## Begin Exercise data

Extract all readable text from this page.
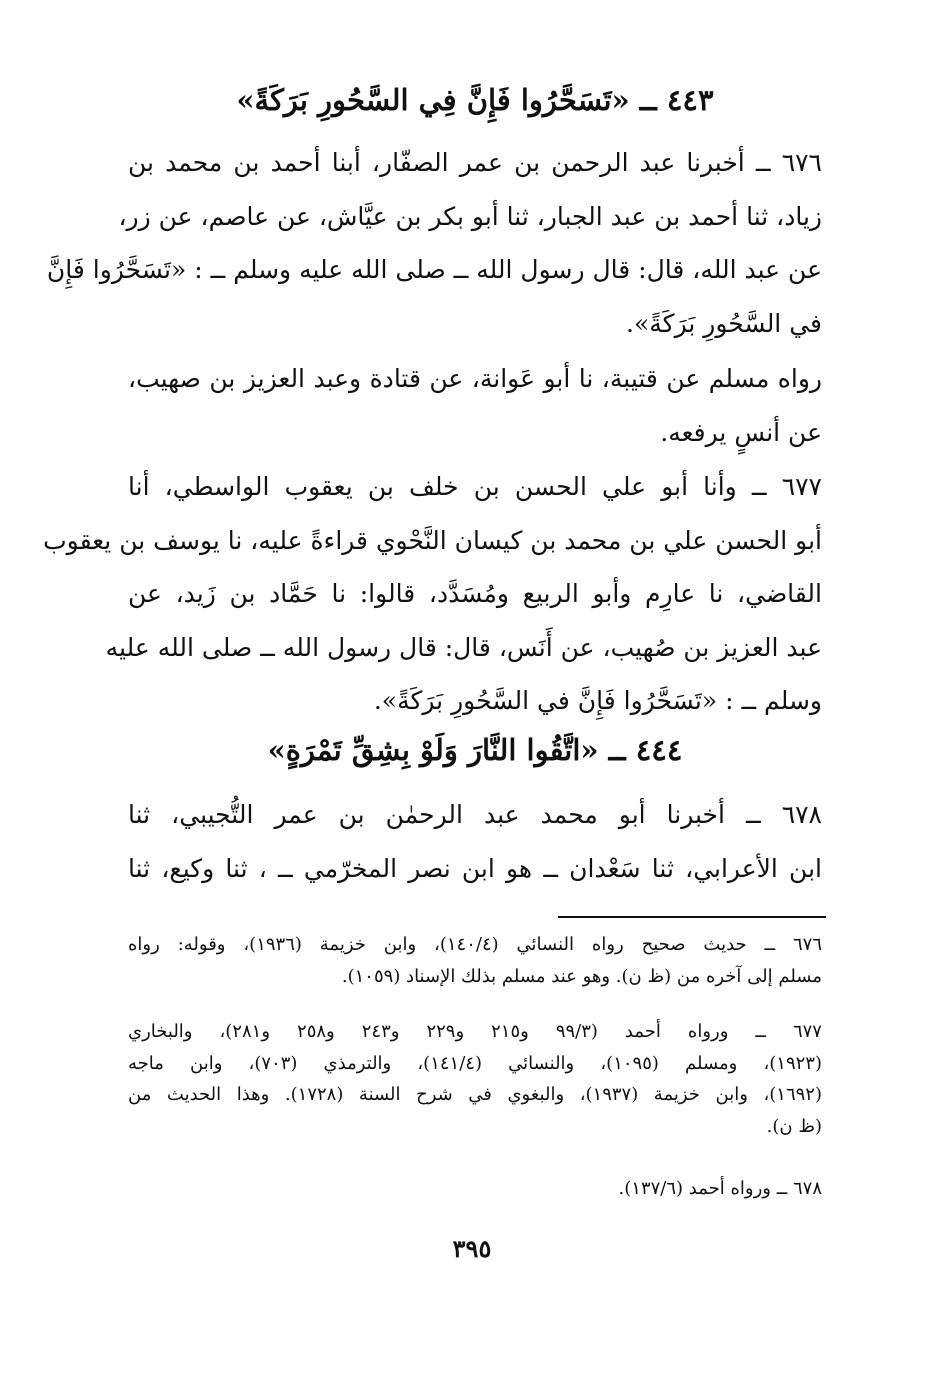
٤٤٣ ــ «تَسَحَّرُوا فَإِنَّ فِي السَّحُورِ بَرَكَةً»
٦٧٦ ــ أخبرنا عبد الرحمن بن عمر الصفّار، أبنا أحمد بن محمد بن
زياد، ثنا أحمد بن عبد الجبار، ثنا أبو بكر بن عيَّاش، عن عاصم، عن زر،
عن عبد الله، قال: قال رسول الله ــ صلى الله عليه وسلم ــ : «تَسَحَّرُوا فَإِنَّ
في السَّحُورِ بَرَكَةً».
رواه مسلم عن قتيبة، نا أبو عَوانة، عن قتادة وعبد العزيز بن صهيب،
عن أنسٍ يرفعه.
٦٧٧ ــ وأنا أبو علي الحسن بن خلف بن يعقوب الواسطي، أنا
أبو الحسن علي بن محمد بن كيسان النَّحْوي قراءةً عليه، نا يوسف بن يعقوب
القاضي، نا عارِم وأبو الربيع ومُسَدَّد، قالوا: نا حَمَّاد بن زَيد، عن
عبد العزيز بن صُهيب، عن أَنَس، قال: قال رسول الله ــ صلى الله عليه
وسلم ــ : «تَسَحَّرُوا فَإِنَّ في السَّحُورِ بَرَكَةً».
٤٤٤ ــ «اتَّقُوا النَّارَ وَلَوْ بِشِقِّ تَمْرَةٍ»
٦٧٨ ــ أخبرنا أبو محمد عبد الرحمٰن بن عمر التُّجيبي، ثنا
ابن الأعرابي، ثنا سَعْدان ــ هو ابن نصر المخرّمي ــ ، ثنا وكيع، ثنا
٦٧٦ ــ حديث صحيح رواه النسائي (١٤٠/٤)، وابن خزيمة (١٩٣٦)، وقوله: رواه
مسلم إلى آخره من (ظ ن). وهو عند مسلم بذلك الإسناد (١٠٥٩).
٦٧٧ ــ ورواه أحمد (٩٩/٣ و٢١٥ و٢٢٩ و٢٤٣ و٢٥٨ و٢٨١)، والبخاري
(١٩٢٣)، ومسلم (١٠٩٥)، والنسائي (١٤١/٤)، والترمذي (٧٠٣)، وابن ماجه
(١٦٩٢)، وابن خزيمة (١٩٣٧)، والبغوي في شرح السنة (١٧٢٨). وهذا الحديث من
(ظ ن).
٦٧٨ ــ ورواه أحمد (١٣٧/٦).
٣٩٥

## End Exercise data
## Begin Exercise data

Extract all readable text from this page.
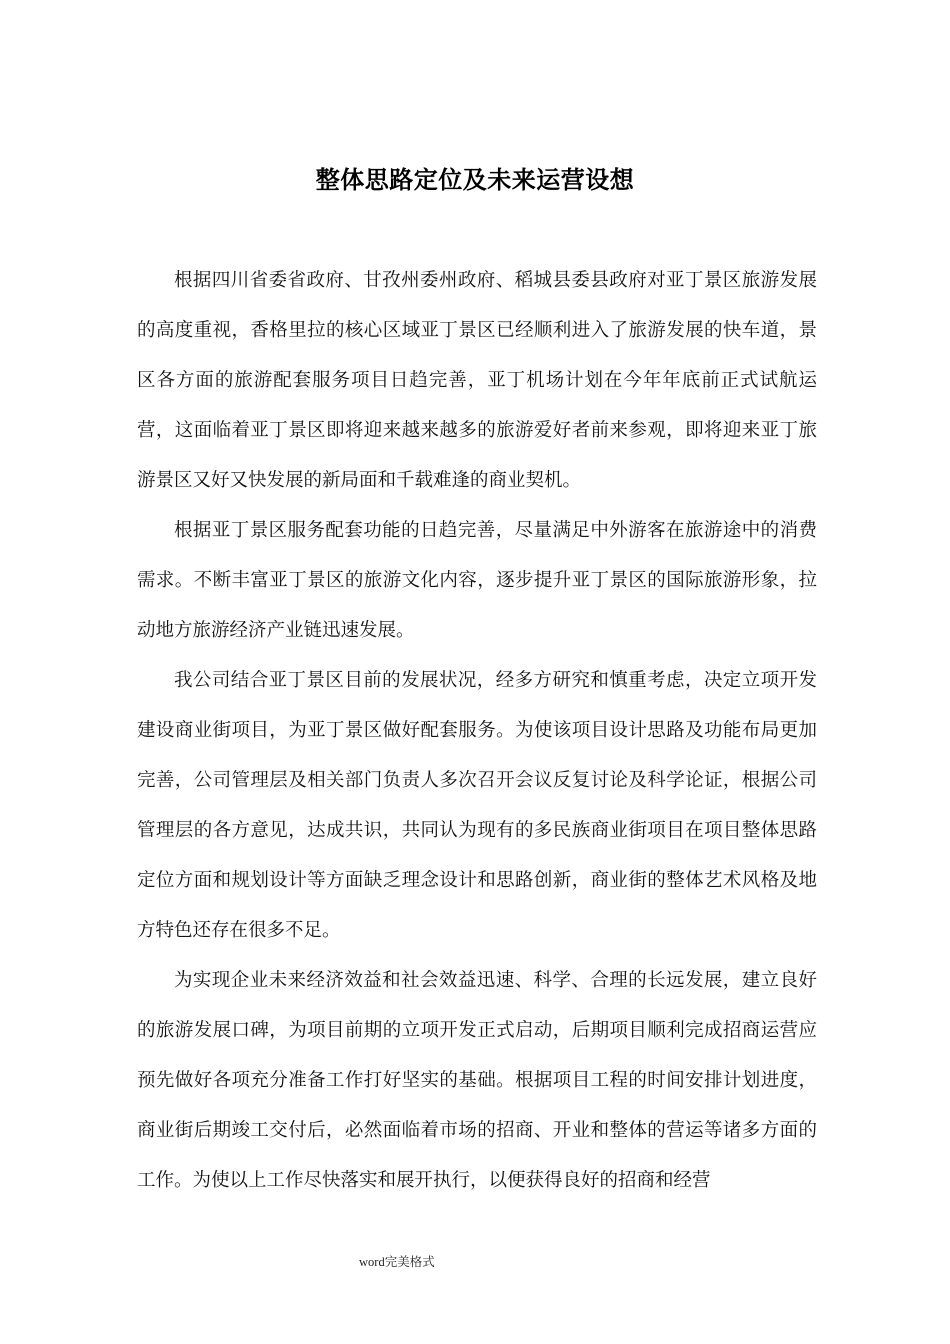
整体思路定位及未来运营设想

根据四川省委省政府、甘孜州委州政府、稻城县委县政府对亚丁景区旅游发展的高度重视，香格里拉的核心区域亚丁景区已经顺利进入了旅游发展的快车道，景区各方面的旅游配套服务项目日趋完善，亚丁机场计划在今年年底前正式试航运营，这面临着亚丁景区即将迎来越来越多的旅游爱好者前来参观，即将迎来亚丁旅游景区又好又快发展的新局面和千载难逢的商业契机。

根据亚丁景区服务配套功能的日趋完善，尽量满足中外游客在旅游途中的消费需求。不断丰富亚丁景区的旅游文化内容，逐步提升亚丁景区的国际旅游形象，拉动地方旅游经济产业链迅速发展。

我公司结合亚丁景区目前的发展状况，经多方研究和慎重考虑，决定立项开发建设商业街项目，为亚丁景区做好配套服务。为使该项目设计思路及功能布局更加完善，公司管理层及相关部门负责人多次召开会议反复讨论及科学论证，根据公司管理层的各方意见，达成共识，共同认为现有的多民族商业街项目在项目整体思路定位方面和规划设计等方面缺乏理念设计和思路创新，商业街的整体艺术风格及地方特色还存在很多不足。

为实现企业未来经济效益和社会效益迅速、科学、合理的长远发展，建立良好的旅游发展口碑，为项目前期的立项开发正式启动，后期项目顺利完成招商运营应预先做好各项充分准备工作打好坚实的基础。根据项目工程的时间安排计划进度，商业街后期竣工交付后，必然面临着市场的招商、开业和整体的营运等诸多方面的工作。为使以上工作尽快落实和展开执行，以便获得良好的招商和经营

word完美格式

## End Exercise data

Aim of the task
Select every line in the material above where the string "وابن" occurs, and copy it.

Exercise answer
٦٧٦ ــ حديث صحيح رواه النسائي (١٤٠/٤)، وابن خزيمة (١٩٣٦)، وقوله: رواه
(١٩٢٣)، ومسلم (١٠٩٥)، والنسائي (١٤١/٤)، والترمذي (٧٠٣)، وابن ماجه
(١٦٩٢)، وابن خزيمة (١٩٣٧)، والبغوي في شرح السنة (١٧٢٨). وهذا الحديث من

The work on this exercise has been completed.